Set down all of the data that follows word for word, without the images.

• [Records shown]

━━━━━━━━━━━━━━━━

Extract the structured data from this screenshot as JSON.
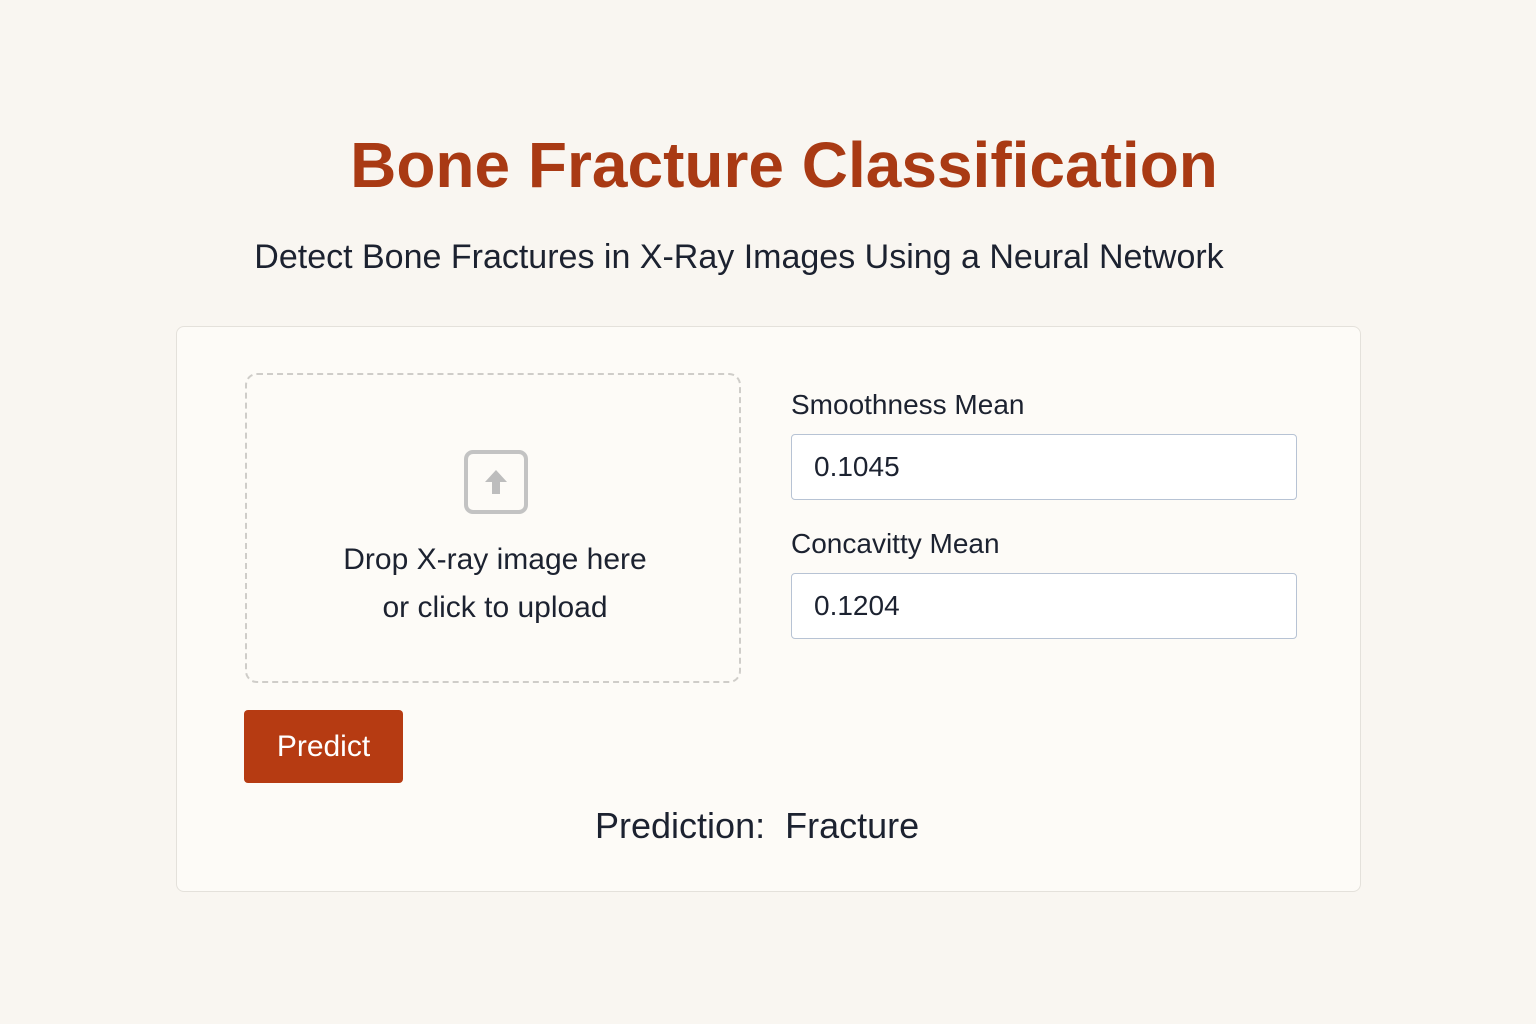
{
  "header": {
    "title": "Bone Fracture Classification",
    "subtitle": "Detect Bone Fractures in X-Ray Images Using a Neural Network"
  },
  "upload": {
    "icon": "upload-icon",
    "line1": "Drop X-ray image here",
    "line2": "or click to upload"
  },
  "fields": {
    "smoothness": {
      "label": "Smoothness Mean",
      "value": "0.1045"
    },
    "concavity": {
      "label": "Concavitty Mean",
      "value": "0.1204"
    }
  },
  "actions": {
    "predict_label": "Predict"
  },
  "result": {
    "prefix": "Prediction:",
    "value": "Fracture"
  },
  "colors": {
    "accent": "#a93a14",
    "button": "#b63b12",
    "background": "#f9f6f1",
    "card": "#fdfbf7"
  }
}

━━━━━━━━━━━━━━━━

• [Output of the exercise]
Extract the structured data from this screenshot as JSON.
{
  "header": {
    "title": "Bone Fracture Classification",
    "subtitle": "Detect Bone Fractures in X-Ray Images Using a Neural Network"
  },
  "upload": {
    "icon": "upload-icon",
    "line1": "Drop X-ray image here",
    "line2": "or click to upload"
  },
  "fields": {
    "smoothness": {
      "label": "Smoothness Mean",
      "value": "0.1045"
    },
    "concavity": {
      "label": "Concavitty Mean",
      "value": "0.1204"
    }
  },
  "actions": {
    "predict_label": "Predict"
  },
  "result": {
    "prefix": "Prediction:",
    "value": "Fracture"
  },
  "colors": {
    "accent": "#a93a14",
    "button": "#b63b12",
    "background": "#f9f6f1",
    "card": "#fdfbf7"
  }
}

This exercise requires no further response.